** start Exercise inputs **

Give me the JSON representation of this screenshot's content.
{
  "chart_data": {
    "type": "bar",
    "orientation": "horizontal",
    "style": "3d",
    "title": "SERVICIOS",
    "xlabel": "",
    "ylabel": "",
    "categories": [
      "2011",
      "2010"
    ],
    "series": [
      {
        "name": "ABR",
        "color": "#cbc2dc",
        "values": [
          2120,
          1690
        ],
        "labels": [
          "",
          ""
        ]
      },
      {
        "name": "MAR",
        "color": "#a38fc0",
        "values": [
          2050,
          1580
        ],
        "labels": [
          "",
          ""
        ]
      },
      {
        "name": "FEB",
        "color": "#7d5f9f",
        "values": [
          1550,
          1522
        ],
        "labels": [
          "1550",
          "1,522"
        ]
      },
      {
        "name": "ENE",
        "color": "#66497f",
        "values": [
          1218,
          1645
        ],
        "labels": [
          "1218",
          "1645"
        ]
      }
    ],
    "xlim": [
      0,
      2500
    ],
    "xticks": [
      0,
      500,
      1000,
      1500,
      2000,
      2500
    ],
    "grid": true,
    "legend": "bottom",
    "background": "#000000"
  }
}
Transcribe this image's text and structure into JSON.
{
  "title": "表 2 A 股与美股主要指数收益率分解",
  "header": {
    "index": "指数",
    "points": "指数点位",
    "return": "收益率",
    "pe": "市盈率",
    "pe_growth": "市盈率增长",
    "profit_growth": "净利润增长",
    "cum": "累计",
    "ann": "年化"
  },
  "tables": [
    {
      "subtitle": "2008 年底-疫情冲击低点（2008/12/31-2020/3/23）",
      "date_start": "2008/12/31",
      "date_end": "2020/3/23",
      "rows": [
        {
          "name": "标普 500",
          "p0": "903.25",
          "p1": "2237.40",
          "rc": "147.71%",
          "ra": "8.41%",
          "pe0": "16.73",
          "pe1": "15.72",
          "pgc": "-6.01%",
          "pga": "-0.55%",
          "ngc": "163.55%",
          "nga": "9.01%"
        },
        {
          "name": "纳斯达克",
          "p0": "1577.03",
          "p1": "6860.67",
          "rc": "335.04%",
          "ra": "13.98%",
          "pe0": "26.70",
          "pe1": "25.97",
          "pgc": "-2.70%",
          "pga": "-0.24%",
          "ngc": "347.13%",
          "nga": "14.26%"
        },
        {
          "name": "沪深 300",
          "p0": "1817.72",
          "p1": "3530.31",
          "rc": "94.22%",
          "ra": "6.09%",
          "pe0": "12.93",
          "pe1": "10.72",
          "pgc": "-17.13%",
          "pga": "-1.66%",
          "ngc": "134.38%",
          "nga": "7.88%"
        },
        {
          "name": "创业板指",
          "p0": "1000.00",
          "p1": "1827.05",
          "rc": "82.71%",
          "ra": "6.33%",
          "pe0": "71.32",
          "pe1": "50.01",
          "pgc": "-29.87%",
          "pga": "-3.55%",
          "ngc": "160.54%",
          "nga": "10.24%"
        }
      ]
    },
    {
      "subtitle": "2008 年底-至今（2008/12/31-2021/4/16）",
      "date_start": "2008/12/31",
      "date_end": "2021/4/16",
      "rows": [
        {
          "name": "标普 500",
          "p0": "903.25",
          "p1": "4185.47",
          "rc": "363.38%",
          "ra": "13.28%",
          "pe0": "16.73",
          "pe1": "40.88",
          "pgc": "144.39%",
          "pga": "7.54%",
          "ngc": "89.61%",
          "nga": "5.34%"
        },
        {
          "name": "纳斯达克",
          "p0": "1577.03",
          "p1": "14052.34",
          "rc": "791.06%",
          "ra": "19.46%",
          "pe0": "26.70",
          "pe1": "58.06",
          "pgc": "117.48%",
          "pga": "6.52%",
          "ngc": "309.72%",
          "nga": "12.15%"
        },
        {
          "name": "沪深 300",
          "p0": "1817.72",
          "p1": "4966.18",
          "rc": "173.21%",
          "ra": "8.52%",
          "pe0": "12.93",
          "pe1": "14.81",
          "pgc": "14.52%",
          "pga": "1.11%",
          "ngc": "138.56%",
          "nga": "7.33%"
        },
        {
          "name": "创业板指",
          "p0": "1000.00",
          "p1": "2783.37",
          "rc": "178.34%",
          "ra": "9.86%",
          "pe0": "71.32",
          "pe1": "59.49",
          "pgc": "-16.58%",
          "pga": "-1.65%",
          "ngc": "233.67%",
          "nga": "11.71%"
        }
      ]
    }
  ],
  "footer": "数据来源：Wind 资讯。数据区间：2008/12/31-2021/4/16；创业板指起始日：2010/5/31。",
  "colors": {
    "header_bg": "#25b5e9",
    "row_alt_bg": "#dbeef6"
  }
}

** end Exercise inputs **

Request:
From the first line to the last, retype the data exactly.

Solution:
Give me the JSON representation of this screenshot's content.
{
  "chart_data": {
    "type": "bar",
    "orientation": "horizontal",
    "style": "3d",
    "title": "SERVICIOS",
    "xlabel": "",
    "ylabel": "",
    "categories": [
      "2011",
      "2010"
    ],
    "series": [
      {
        "name": "ABR",
        "color": "#cbc2dc",
        "values": [
          2120,
          1690
        ],
        "labels": [
          "",
          ""
        ]
      },
      {
        "name": "MAR",
        "color": "#a38fc0",
        "values": [
          2050,
          1580
        ],
        "labels": [
          "",
          ""
        ]
      },
      {
        "name": "FEB",
        "color": "#7d5f9f",
        "values": [
          1550,
          1522
        ],
        "labels": [
          "1550",
          "1,522"
        ]
      },
      {
        "name": "ENE",
        "color": "#66497f",
        "values": [
          1218,
          1645
        ],
        "labels": [
          "1218",
          "1645"
        ]
      }
    ],
    "xlim": [
      0,
      2500
    ],
    "xticks": [
      0,
      500,
      1000,
      1500,
      2000,
      2500
    ],
    "grid": true,
    "legend": "bottom",
    "background": "#000000"
  }
}
Transcribe this image's text and structure into JSON.
{
  "title": "表 2 A 股与美股主要指数收益率分解",
  "header": {
    "index": "指数",
    "points": "指数点位",
    "return": "收益率",
    "pe": "市盈率",
    "pe_growth": "市盈率增长",
    "profit_growth": "净利润增长",
    "cum": "累计",
    "ann": "年化"
  },
  "tables": [
    {
      "subtitle": "2008 年底-疫情冲击低点（2008/12/31-2020/3/23）",
      "date_start": "2008/12/31",
      "date_end": "2020/3/23",
      "rows": [
        {
          "name": "标普 500",
          "p0": "903.25",
          "p1": "2237.40",
          "rc": "147.71%",
          "ra": "8.41%",
          "pe0": "16.73",
          "pe1": "15.72",
          "pgc": "-6.01%",
          "pga": "-0.55%",
          "ngc": "163.55%",
          "nga": "9.01%"
        },
        {
          "name": "纳斯达克",
          "p0": "1577.03",
          "p1": "6860.67",
          "rc": "335.04%",
          "ra": "13.98%",
          "pe0": "26.70",
          "pe1": "25.97",
          "pgc": "-2.70%",
          "pga": "-0.24%",
          "ngc": "347.13%",
          "nga": "14.26%"
        },
        {
          "name": "沪深 300",
          "p0": "1817.72",
          "p1": "3530.31",
          "rc": "94.22%",
          "ra": "6.09%",
          "pe0": "12.93",
          "pe1": "10.72",
          "pgc": "-17.13%",
          "pga": "-1.66%",
          "ngc": "134.38%",
          "nga": "7.88%"
        },
        {
          "name": "创业板指",
          "p0": "1000.00",
          "p1": "1827.05",
          "rc": "82.71%",
          "ra": "6.33%",
          "pe0": "71.32",
          "pe1": "50.01",
          "pgc": "-29.87%",
          "pga": "-3.55%",
          "ngc": "160.54%",
          "nga": "10.24%"
        }
      ]
    },
    {
      "subtitle": "2008 年底-至今（2008/12/31-2021/4/16）",
      "date_start": "2008/12/31",
      "date_end": "2021/4/16",
      "rows": [
        {
          "name": "标普 500",
          "p0": "903.25",
          "p1": "4185.47",
          "rc": "363.38%",
          "ra": "13.28%",
          "pe0": "16.73",
          "pe1": "40.88",
          "pgc": "144.39%",
          "pga": "7.54%",
          "ngc": "89.61%",
          "nga": "5.34%"
        },
        {
          "name": "纳斯达克",
          "p0": "1577.03",
          "p1": "14052.34",
          "rc": "791.06%",
          "ra": "19.46%",
          "pe0": "26.70",
          "pe1": "58.06",
          "pgc": "117.48%",
          "pga": "6.52%",
          "ngc": "309.72%",
          "nga": "12.15%"
        },
        {
          "name": "沪深 300",
          "p0": "1817.72",
          "p1": "4966.18",
          "rc": "173.21%",
          "ra": "8.52%",
          "pe0": "12.93",
          "pe1": "14.81",
          "pgc": "14.52%",
          "pga": "1.11%",
          "ngc": "138.56%",
          "nga": "7.33%"
        },
        {
          "name": "创业板指",
          "p0": "1000.00",
          "p1": "2783.37",
          "rc": "178.34%",
          "ra": "9.86%",
          "pe0": "71.32",
          "pe1": "59.49",
          "pgc": "-16.58%",
          "pga": "-1.65%",
          "ngc": "233.67%",
          "nga": "11.71%"
        }
      ]
    }
  ],
  "footer": "数据来源：Wind 资讯。数据区间：2008/12/31-2021/4/16；创业板指起始日：2010/5/31。",
  "colors": {
    "header_bg": "#25b5e9",
    "row_alt_bg": "#dbeef6"
  }
}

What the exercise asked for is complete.